▸ Data in this exercise:
## BEGIN
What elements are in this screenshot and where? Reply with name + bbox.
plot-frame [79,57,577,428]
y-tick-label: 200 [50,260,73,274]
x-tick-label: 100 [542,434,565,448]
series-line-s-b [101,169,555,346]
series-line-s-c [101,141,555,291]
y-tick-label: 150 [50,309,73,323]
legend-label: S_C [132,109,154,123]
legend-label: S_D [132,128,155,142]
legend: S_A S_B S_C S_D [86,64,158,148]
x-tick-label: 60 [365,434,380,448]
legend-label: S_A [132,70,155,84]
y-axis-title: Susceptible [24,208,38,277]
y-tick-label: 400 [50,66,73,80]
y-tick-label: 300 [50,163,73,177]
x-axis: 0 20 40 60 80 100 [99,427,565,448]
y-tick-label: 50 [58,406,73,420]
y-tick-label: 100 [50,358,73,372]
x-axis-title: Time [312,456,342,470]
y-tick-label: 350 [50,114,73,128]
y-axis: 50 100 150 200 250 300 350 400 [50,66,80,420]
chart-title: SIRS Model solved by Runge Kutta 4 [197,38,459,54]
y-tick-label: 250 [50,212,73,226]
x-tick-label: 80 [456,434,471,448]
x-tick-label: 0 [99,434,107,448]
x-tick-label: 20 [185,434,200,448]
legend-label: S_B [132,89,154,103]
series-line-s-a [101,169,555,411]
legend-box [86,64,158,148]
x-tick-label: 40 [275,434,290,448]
## END
▸ Exercise brief: Can you reproduce every one of the records above, line for line and word for word?

▸ Task result:
What elements are in this screenshot and where? Reply with name + bbox.
plot-frame [79,57,577,428]
y-tick-label: 200 [50,260,73,274]
x-tick-label: 100 [542,434,565,448]
series-line-s-b [101,169,555,346]
series-line-s-c [101,141,555,291]
y-tick-label: 150 [50,309,73,323]
legend-label: S_C [132,109,154,123]
legend-label: S_D [132,128,155,142]
legend: S_A S_B S_C S_D [86,64,158,148]
x-tick-label: 60 [365,434,380,448]
legend-label: S_A [132,70,155,84]
y-axis-title: Susceptible [24,208,38,277]
y-tick-label: 400 [50,66,73,80]
y-tick-label: 300 [50,163,73,177]
x-axis: 0 20 40 60 80 100 [99,427,565,448]
y-tick-label: 50 [58,406,73,420]
y-tick-label: 100 [50,358,73,372]
x-axis-title: Time [312,456,342,470]
y-tick-label: 350 [50,114,73,128]
y-axis: 50 100 150 200 250 300 350 400 [50,66,80,420]
chart-title: SIRS Model solved by Runge Kutta 4 [197,38,459,54]
y-tick-label: 250 [50,212,73,226]
x-tick-label: 80 [456,434,471,448]
x-tick-label: 0 [99,434,107,448]
x-tick-label: 20 [185,434,200,448]
legend-label: S_B [132,89,154,103]
series-line-s-a [101,169,555,411]
legend-box [86,64,158,148]
x-tick-label: 40 [275,434,290,448]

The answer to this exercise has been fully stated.